(begin)
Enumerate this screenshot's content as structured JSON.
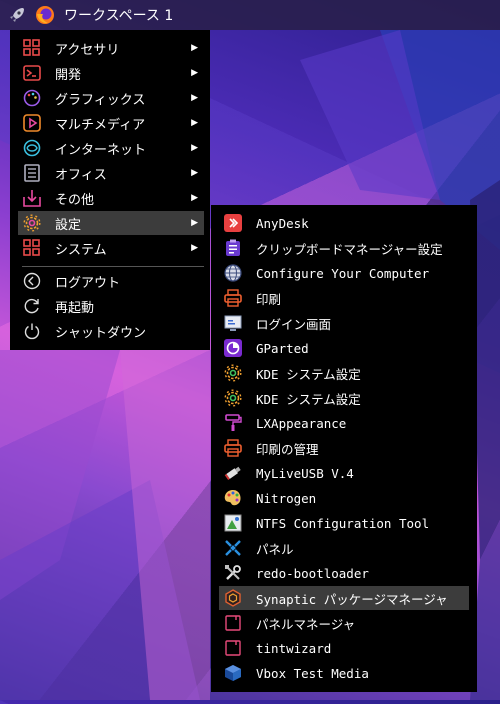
{
  "taskbar": {
    "title": "ワークスペース 1",
    "icons": [
      "rocket-icon",
      "firefox-icon"
    ]
  },
  "main_menu": {
    "items": [
      {
        "label": "アクセサリ",
        "icon": "grid-icon",
        "arrow": "▶"
      },
      {
        "label": "開発",
        "icon": "terminal-icon",
        "arrow": "▶"
      },
      {
        "label": "グラフィックス",
        "icon": "palette-icon",
        "arrow": "▶"
      },
      {
        "label": "マルチメディア",
        "icon": "play-icon",
        "arrow": "▶"
      },
      {
        "label": "インターネット",
        "icon": "globe-icon",
        "arrow": "▶"
      },
      {
        "label": "オフィス",
        "icon": "document-icon",
        "arrow": "▶"
      },
      {
        "label": "その他",
        "icon": "download-box-icon",
        "arrow": "▶"
      },
      {
        "label": "設定",
        "icon": "gear-icon",
        "arrow": "▶",
        "selected": true
      },
      {
        "label": "システム",
        "icon": "grid-icon",
        "arrow": "▶"
      }
    ],
    "session": [
      {
        "label": "ログアウト",
        "icon": "logout-icon"
      },
      {
        "label": "再起動",
        "icon": "restart-icon"
      },
      {
        "label": "シャットダウン",
        "icon": "power-icon"
      }
    ]
  },
  "sub_menu": {
    "items": [
      {
        "label": "AnyDesk",
        "icon": "anydesk-icon"
      },
      {
        "label": "クリップボードマネージャー設定",
        "icon": "clipboard-icon"
      },
      {
        "label": "Configure Your Computer",
        "icon": "globe-settings-icon"
      },
      {
        "label": "印刷",
        "icon": "printer-icon"
      },
      {
        "label": "ログイン画面",
        "icon": "login-screen-icon"
      },
      {
        "label": "GParted",
        "icon": "gparted-icon"
      },
      {
        "label": "KDE システム設定",
        "icon": "gear-icon"
      },
      {
        "label": "KDE システム設定",
        "icon": "gear-icon"
      },
      {
        "label": "LXAppearance",
        "icon": "paint-roller-icon"
      },
      {
        "label": "印刷の管理",
        "icon": "printer-icon"
      },
      {
        "label": "MyLiveUSB V.4",
        "icon": "usb-icon"
      },
      {
        "label": "Nitrogen",
        "icon": "palette-icon"
      },
      {
        "label": "NTFS Configuration Tool",
        "icon": "ntfs-icon"
      },
      {
        "label": "パネル",
        "icon": "panel-icon"
      },
      {
        "label": "redo-bootloader",
        "icon": "tools-icon"
      },
      {
        "label": "Synaptic パッケージマネージャ",
        "icon": "synaptic-icon",
        "selected": true
      },
      {
        "label": "パネルマネージャ",
        "icon": "panel-manager-icon"
      },
      {
        "label": "tintwizard",
        "icon": "tintwizard-icon"
      },
      {
        "label": "Vbox Test Media",
        "icon": "virtualbox-icon"
      }
    ]
  },
  "colors": {
    "accent": "#e04040",
    "menu_bg": "#000000",
    "selected_bg": "#3c3c3c"
  }
}
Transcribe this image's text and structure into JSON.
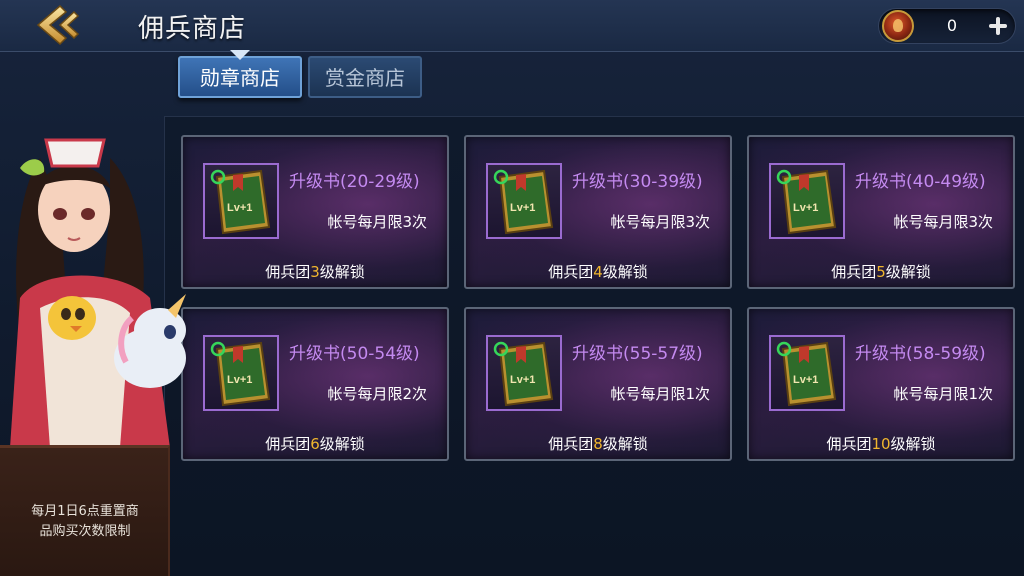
{
  "header": {
    "title": "佣兵商店",
    "currency": {
      "icon": "medal-icon",
      "amount": "0"
    }
  },
  "tabs": [
    {
      "label": "勋章商店",
      "active": true
    },
    {
      "label": "赏金商店",
      "active": false
    }
  ],
  "items": [
    {
      "name": "升级书(20-29级)",
      "limit": "帐号每月限3次",
      "unlock_prefix": "佣兵团",
      "unlock_level": "3",
      "unlock_suffix": "级解锁"
    },
    {
      "name": "升级书(30-39级)",
      "limit": "帐号每月限3次",
      "unlock_prefix": "佣兵团",
      "unlock_level": "4",
      "unlock_suffix": "级解锁"
    },
    {
      "name": "升级书(40-49级)",
      "limit": "帐号每月限3次",
      "unlock_prefix": "佣兵团",
      "unlock_level": "5",
      "unlock_suffix": "级解锁"
    },
    {
      "name": "升级书(50-54级)",
      "limit": "帐号每月限2次",
      "unlock_prefix": "佣兵团",
      "unlock_level": "6",
      "unlock_suffix": "级解锁"
    },
    {
      "name": "升级书(55-57级)",
      "limit": "帐号每月限1次",
      "unlock_prefix": "佣兵团",
      "unlock_level": "8",
      "unlock_suffix": "级解锁"
    },
    {
      "name": "升级书(58-59级)",
      "limit": "帐号每月限1次",
      "unlock_prefix": "佣兵团",
      "unlock_level": "10",
      "unlock_suffix": "级解锁"
    }
  ],
  "item_icon": {
    "name": "upgrade-book-icon",
    "label": "Lv+1"
  },
  "notice": {
    "line1": "每月1日6点重置商",
    "line2": "品购买次数限制"
  },
  "colors": {
    "item_name": "#c48af0",
    "unlock_level": "#f0b62e",
    "tab_active": "#3f74b6"
  }
}
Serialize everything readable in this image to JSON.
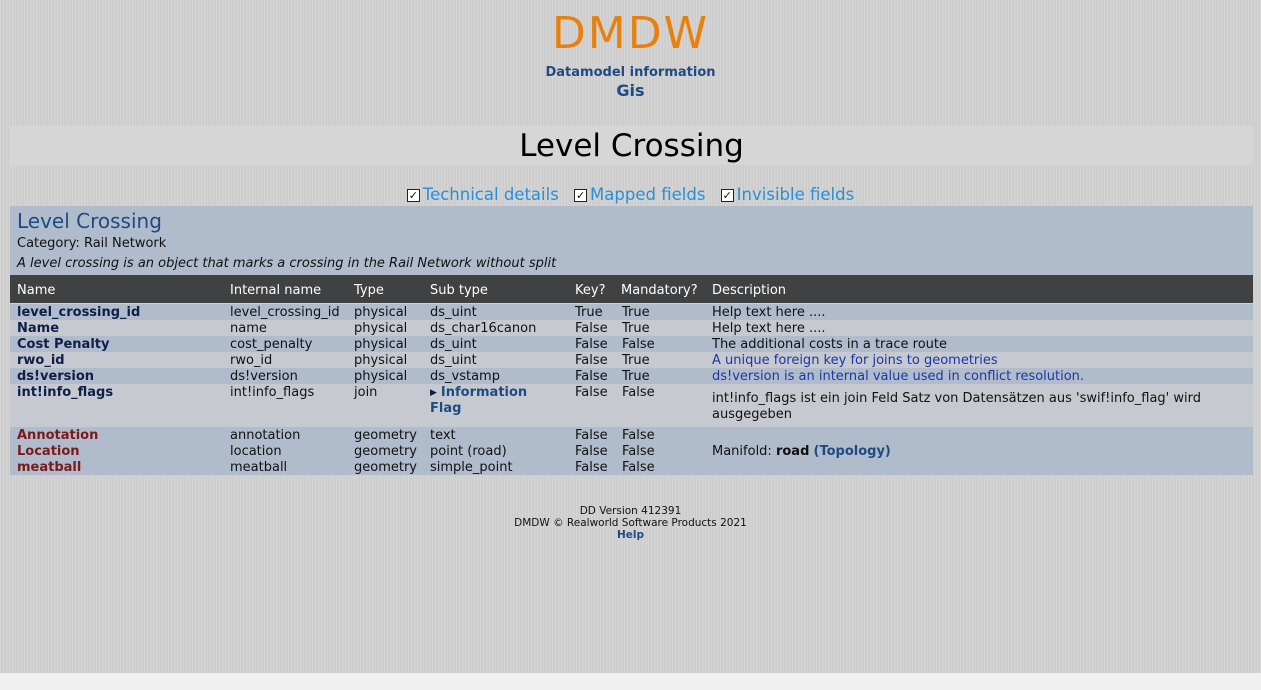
{
  "header": {
    "logo": "DMDW",
    "subtitle": "Datamodel information",
    "dataset": "Gis"
  },
  "page_title": "Level Crossing",
  "toggles": [
    {
      "label": "Technical details",
      "checked": true
    },
    {
      "label": "Mapped fields",
      "checked": true
    },
    {
      "label": "Invisible fields",
      "checked": true
    }
  ],
  "object": {
    "title": "Level Crossing",
    "category": "Category: Rail Network",
    "description": "A level crossing is an object that marks a crossing in the Rail Network without split"
  },
  "table": {
    "headers": [
      "Name",
      "Internal name",
      "Type",
      "Sub type",
      "Key?",
      "Mandatory?",
      "Description"
    ],
    "rows": [
      {
        "name": "level_crossing_id",
        "internal": "level_crossing_id",
        "type": "physical",
        "subtype": "ds_uint",
        "key": "True",
        "mandatory": "True",
        "description": "Help text here ...."
      },
      {
        "name": "Name",
        "internal": "name",
        "type": "physical",
        "subtype": "ds_char16canon",
        "key": "False",
        "mandatory": "True",
        "description": "Help text here ...."
      },
      {
        "name": "Cost Penalty",
        "internal": "cost_penalty",
        "type": "physical",
        "subtype": "ds_uint",
        "key": "False",
        "mandatory": "False",
        "description": "The additional costs in a trace route"
      },
      {
        "name": "rwo_id",
        "internal": "rwo_id",
        "type": "physical",
        "subtype": "ds_uint",
        "key": "False",
        "mandatory": "True",
        "description": "A unique foreign key for joins to geometries"
      },
      {
        "name": "ds!version",
        "internal": "ds!version",
        "type": "physical",
        "subtype": "ds_vstamp",
        "key": "False",
        "mandatory": "True",
        "description": "ds!version is an internal value used in conflict resolution."
      },
      {
        "name": "int!info_flags",
        "internal": "int!info_flags",
        "type": "join",
        "subtype_line1": "Information",
        "subtype_line2": "Flag",
        "key": "False",
        "mandatory": "False",
        "description_line1": "int!info_flags ist ein join Feld Satz von Datensätzen aus 'swif!info_flag' wird",
        "description_line2": "ausgegeben"
      },
      {
        "name": "Annotation",
        "internal": "annotation",
        "type": "geometry",
        "subtype": "text",
        "key": "False",
        "mandatory": "False",
        "description": ""
      },
      {
        "name": "Location",
        "internal": "location",
        "type": "geometry",
        "subtype": "point (road)",
        "key": "False",
        "mandatory": "False",
        "description_prefix": "Manifold: ",
        "description_bold": "road",
        "description_link": "(Topology)"
      },
      {
        "name": "meatball",
        "internal": "meatball",
        "type": "geometry",
        "subtype": "simple_point",
        "key": "False",
        "mandatory": "False",
        "description": ""
      }
    ]
  },
  "footer": {
    "version": "DD Version 412391",
    "copyright": "DMDW © Realworld Software Products 2021",
    "help": "Help"
  }
}
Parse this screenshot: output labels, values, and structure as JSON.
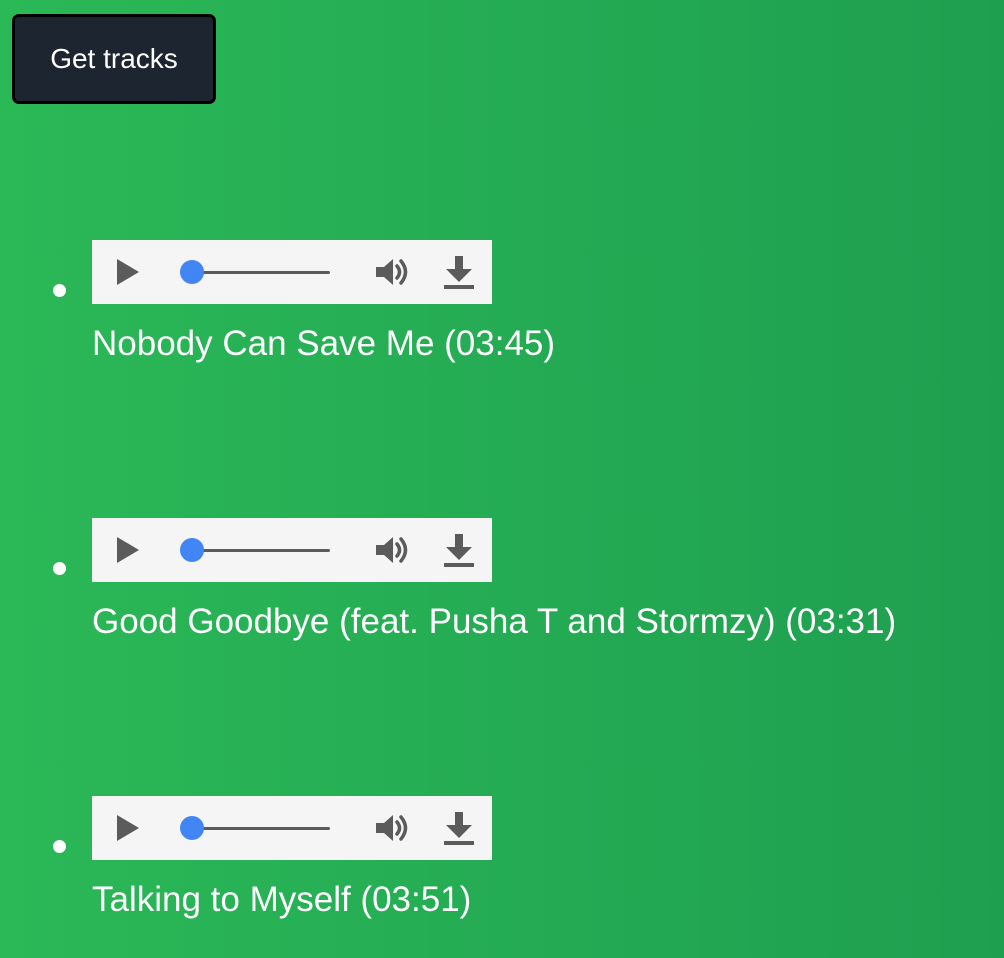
{
  "get_button": {
    "label": "Get tracks"
  },
  "colors": {
    "background_left": "#2bb857",
    "background_right": "#1e9f50",
    "button_bg": "#1d2530",
    "player_bg": "#f5f5f5",
    "progress_knob": "#4285f4",
    "icon_gray": "#5b5b5b"
  },
  "player_icons": [
    "play-icon",
    "progress-slider",
    "volume-icon",
    "download-icon"
  ],
  "tracks": [
    {
      "title": "Nobody Can Save Me (03:45)",
      "progress": 0
    },
    {
      "title": "Good Goodbye (feat. Pusha T and Stormzy) (03:31)",
      "progress": 0
    },
    {
      "title": "Talking to Myself (03:51)",
      "progress": 0
    }
  ]
}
(end)
SET TASK — Where a line in the entries holds "DMDW", copy that line.

WRITTEN RESPONSE —
    "logo": "DMDW",
    "copyright": "DMDW © Realworld Software Products 2021",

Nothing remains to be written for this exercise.